----- Data rows -----

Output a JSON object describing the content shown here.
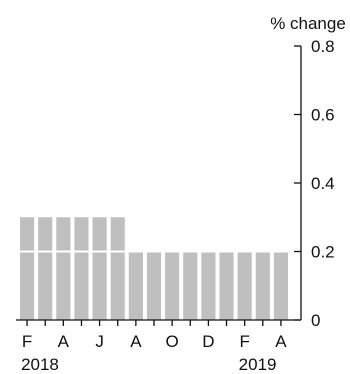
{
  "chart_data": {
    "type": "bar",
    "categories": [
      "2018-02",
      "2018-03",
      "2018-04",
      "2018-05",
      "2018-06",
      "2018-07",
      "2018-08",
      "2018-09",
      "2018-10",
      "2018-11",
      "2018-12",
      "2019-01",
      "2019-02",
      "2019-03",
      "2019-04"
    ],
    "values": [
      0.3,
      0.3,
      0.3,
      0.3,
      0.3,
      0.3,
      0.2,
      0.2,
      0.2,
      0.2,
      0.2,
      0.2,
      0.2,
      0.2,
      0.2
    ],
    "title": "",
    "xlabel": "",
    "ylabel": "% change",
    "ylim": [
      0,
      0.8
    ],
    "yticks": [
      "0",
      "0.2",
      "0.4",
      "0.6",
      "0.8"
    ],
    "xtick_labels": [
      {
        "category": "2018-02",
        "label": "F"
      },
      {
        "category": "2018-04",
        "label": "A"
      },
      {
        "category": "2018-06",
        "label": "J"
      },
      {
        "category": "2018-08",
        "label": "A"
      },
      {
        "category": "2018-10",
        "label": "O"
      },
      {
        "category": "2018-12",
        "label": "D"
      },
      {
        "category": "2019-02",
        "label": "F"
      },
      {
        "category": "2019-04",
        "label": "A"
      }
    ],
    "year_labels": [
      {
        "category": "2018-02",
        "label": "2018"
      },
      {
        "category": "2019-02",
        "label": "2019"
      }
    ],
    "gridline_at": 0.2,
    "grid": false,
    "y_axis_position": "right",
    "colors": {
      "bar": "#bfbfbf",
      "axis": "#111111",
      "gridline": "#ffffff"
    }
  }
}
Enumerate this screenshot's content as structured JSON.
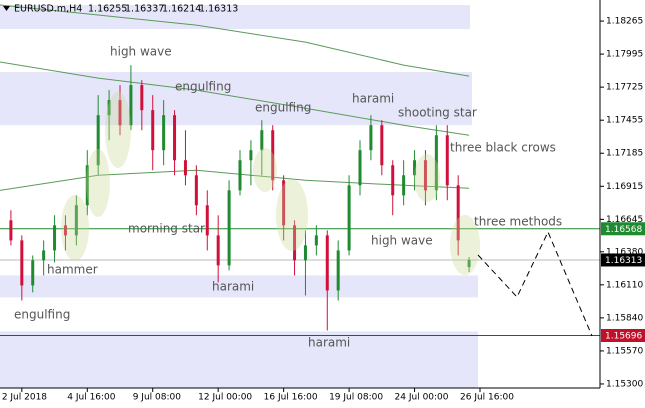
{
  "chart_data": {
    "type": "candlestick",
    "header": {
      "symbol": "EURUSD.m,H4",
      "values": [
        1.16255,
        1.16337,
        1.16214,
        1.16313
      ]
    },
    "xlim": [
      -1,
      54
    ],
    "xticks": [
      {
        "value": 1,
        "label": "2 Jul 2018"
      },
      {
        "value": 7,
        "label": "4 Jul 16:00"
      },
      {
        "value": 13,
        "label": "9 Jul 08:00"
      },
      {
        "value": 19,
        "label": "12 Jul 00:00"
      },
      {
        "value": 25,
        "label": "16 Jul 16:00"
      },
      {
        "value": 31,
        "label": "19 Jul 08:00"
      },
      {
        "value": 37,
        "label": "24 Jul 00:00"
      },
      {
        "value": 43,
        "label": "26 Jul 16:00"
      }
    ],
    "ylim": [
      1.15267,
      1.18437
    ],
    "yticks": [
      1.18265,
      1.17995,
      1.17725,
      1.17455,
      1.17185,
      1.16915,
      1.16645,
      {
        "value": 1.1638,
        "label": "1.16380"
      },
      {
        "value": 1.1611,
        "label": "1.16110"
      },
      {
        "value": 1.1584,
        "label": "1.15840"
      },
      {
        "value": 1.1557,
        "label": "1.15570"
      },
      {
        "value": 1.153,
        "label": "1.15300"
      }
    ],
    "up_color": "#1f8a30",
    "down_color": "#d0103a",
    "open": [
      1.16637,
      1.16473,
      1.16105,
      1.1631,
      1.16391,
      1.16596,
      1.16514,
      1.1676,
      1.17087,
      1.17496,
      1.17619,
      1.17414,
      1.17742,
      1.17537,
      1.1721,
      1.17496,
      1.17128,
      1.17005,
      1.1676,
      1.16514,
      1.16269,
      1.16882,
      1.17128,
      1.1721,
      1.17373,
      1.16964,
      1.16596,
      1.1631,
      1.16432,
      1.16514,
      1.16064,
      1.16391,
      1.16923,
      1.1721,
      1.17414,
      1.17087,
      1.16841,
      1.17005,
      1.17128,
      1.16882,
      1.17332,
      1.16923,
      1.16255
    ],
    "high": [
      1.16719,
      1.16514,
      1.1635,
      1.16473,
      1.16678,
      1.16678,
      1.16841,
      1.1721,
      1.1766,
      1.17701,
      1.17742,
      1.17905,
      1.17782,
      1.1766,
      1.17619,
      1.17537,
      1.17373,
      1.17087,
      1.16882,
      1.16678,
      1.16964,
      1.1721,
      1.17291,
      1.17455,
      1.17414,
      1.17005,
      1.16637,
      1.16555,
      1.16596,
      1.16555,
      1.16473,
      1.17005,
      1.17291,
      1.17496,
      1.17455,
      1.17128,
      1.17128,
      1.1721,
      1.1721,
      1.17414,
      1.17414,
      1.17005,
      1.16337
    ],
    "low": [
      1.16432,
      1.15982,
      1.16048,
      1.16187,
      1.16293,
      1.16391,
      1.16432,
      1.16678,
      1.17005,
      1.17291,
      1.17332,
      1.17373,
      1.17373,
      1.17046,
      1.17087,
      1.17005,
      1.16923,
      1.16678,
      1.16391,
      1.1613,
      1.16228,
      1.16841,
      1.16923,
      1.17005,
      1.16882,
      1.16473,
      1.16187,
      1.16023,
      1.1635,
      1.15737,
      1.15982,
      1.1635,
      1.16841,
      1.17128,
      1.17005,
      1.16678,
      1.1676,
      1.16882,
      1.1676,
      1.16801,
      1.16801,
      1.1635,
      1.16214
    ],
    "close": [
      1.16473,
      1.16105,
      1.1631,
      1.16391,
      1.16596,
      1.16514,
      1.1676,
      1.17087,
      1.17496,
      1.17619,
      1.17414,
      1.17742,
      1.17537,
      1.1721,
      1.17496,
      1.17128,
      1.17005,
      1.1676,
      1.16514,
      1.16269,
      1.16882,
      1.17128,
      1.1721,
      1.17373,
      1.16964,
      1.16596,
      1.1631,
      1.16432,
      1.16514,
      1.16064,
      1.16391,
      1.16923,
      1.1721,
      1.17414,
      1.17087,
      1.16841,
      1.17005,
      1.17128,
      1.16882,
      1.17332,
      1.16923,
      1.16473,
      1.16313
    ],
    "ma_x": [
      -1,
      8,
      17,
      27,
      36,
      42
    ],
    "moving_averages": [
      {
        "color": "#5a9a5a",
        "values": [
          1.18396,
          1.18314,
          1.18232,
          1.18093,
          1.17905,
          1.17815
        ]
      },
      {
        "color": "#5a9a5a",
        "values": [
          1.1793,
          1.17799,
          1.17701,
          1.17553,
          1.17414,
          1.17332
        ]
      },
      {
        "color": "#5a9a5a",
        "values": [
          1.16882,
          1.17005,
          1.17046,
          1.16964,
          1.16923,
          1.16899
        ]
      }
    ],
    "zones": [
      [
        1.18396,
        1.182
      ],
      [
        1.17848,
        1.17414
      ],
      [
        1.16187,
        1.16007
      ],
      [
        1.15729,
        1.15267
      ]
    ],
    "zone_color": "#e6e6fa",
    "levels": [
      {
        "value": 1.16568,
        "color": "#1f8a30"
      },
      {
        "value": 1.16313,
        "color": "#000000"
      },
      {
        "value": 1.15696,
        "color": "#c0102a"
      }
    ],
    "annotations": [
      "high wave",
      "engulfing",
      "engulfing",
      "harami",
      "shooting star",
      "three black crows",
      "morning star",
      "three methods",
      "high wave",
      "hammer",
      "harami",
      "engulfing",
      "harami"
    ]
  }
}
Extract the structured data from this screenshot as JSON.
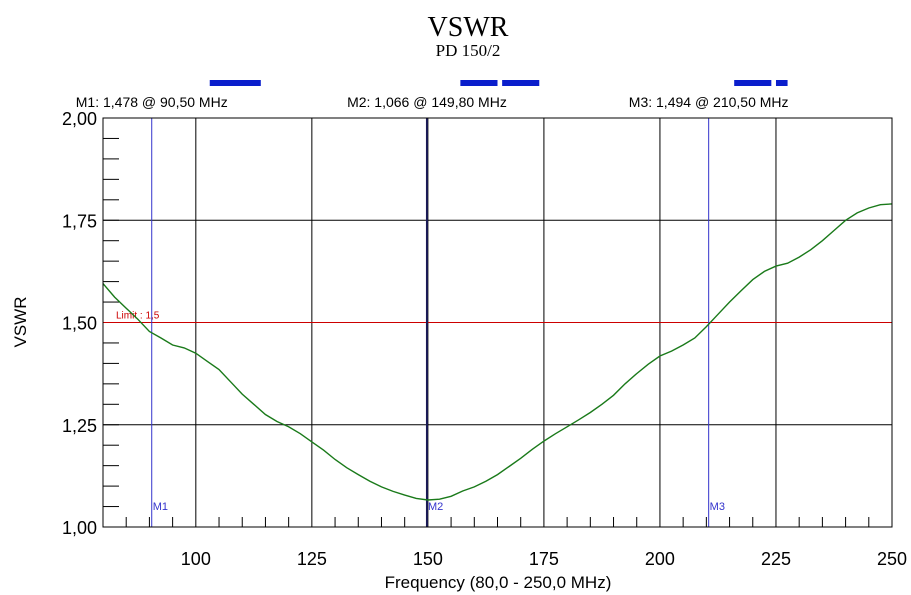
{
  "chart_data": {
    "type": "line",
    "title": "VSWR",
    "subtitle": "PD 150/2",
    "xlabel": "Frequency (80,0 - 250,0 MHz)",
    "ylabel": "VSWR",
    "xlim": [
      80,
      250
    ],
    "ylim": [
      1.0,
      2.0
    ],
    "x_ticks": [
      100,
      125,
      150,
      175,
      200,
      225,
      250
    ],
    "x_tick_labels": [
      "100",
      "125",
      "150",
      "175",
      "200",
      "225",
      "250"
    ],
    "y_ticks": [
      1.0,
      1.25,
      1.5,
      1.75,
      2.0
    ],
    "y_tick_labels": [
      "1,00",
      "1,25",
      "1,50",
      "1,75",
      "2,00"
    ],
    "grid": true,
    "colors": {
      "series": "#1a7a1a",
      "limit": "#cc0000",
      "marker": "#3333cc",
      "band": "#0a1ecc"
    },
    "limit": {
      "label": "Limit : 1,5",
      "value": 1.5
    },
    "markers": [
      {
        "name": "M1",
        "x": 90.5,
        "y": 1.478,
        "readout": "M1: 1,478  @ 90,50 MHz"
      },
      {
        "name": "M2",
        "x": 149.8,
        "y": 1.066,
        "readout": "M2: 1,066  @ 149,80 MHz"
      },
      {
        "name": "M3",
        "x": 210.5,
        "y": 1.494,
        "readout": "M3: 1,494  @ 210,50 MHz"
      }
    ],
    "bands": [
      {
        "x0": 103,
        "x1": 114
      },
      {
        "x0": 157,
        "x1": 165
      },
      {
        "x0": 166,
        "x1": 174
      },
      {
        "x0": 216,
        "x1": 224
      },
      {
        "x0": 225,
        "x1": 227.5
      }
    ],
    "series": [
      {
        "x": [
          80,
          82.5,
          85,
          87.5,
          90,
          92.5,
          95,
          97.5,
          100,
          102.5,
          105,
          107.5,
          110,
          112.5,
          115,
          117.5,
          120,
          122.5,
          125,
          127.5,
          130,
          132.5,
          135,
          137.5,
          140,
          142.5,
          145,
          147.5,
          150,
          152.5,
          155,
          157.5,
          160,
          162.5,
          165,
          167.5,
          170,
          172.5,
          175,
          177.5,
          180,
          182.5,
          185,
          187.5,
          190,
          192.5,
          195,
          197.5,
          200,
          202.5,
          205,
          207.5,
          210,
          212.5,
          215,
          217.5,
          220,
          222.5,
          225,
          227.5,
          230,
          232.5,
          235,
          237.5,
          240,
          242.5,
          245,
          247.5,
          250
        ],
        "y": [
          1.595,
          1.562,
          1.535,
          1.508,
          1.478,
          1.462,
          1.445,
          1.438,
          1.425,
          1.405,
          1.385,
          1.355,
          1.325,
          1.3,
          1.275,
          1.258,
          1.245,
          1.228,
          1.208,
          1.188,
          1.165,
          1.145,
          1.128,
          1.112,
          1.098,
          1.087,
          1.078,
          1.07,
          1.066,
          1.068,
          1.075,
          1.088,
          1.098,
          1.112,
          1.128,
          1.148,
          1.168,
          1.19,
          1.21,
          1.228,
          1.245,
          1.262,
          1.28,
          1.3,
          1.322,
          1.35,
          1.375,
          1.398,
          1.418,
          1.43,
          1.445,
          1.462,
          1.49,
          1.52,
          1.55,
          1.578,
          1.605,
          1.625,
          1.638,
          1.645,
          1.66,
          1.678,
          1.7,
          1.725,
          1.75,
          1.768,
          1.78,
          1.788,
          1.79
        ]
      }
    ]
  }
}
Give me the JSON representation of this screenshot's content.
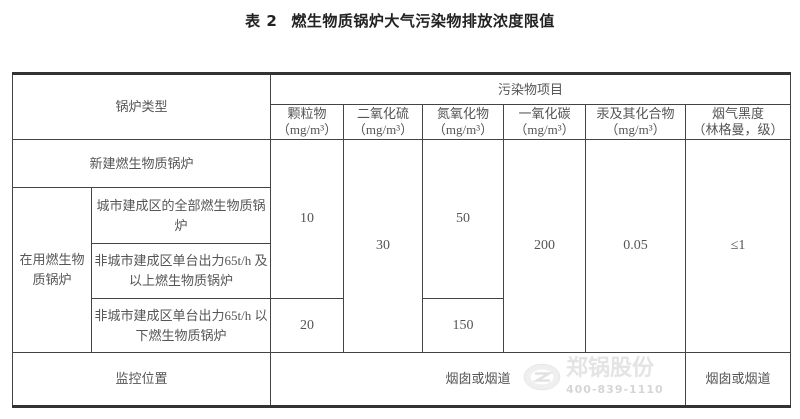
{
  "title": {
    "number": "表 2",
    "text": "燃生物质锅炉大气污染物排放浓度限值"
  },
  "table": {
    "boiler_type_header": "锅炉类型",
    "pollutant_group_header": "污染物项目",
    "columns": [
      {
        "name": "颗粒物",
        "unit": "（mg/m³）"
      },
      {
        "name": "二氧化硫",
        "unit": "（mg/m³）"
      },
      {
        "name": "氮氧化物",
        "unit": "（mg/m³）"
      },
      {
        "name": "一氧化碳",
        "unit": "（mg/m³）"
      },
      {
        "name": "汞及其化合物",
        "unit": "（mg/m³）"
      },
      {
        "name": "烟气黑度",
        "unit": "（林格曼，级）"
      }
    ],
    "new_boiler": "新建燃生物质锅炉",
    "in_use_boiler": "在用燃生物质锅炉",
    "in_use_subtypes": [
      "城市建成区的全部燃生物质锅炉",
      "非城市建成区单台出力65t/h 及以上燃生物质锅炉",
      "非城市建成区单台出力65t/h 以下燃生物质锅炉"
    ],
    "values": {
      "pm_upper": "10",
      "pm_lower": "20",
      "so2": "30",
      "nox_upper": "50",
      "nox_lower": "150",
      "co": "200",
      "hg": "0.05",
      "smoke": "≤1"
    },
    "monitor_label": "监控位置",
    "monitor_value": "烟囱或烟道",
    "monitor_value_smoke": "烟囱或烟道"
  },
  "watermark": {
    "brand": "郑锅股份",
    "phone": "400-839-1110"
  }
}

-----

- [To do]: Pick out each line in the material containing "structured".

- [Task response]:
Enumerate this screenshot's content as structured JSON.
Extract the structured data from this screenshot as JSON.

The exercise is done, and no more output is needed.